▸ **CHALLENGE**: Repeat the entries below exactly as they appear, with no pictures.

▸ **EXTRACTED RECORDS**:
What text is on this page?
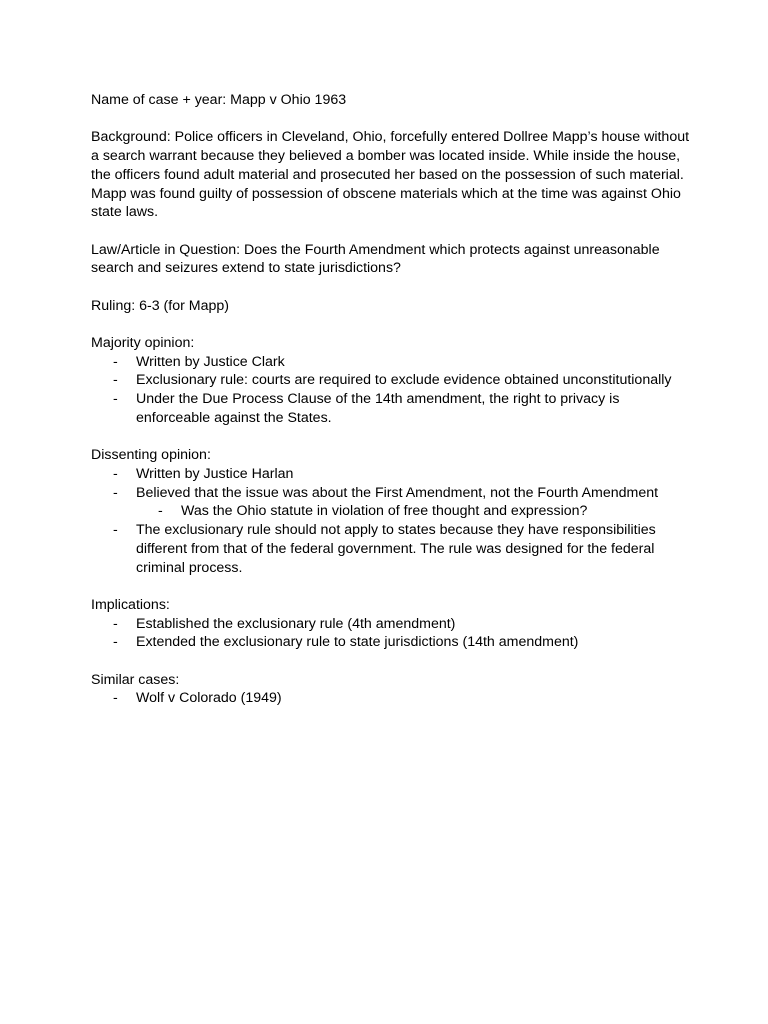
Name of case + year: Mapp v Ohio 1963

Background: Police officers in Cleveland, Ohio, forcefully entered Dollree Mapp’s house without a search warrant because they believed a bomber was located inside. While inside the house, the officers found adult material and prosecuted her based on the possession of such material. Mapp was found guilty of possession of obscene materials which at the time was against Ohio state laws.

Law/Article in Question: Does the Fourth Amendment which protects against unreasonable search and seizures extend to state jurisdictions?

Ruling: 6-3 (for Mapp)

Majority opinion:

- Written by Justice Clark
- Exclusionary rule: courts are required to exclude evidence obtained unconstitutionally
- Under the Due Process Clause of the 14th amendment, the right to privacy is enforceable against the States.

Dissenting opinion:

- Written by Justice Harlan
- Believed that the issue was about the First Amendment, not the Fourth Amendment
- Was the Ohio statute in violation of free thought and expression?
- The exclusionary rule should not apply to states because they have responsibilities different from that of the federal government. The rule was designed for the federal criminal process.

Implications:

- Established the exclusionary rule (4th amendment)
- Extended the exclusionary rule to state jurisdictions (14th amendment)

Similar cases:

- Wolf v Colorado (1949)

▸ **EXERCISE SOLUTION**:
What text is on this page?
Name of case + year: Mapp v Ohio 1963

Background: Police officers in Cleveland, Ohio, forcefully entered Dollree Mapp’s house without a search warrant because they believed a bomber was located inside. While inside the house, the officers found adult material and prosecuted her based on the possession of such material. Mapp was found guilty of possession of obscene materials which at the time was against Ohio state laws.

Law/Article in Question: Does the Fourth Amendment which protects against unreasonable search and seizures extend to state jurisdictions?

Ruling: 6-3 (for Mapp)

Majority opinion:

- Written by Justice Clark
- Exclusionary rule: courts are required to exclude evidence obtained unconstitutionally
- Under the Due Process Clause of the 14th amendment, the right to privacy is enforceable against the States.

Dissenting opinion:

- Written by Justice Harlan
- Believed that the issue was about the First Amendment, not the Fourth Amendment
- Was the Ohio statute in violation of free thought and expression?
- The exclusionary rule should not apply to states because they have responsibilities different from that of the federal government. The rule was designed for the federal criminal process.

Implications:

- Established the exclusionary rule (4th amendment)
- Extended the exclusionary rule to state jurisdictions (14th amendment)

Similar cases:

- Wolf v Colorado (1949)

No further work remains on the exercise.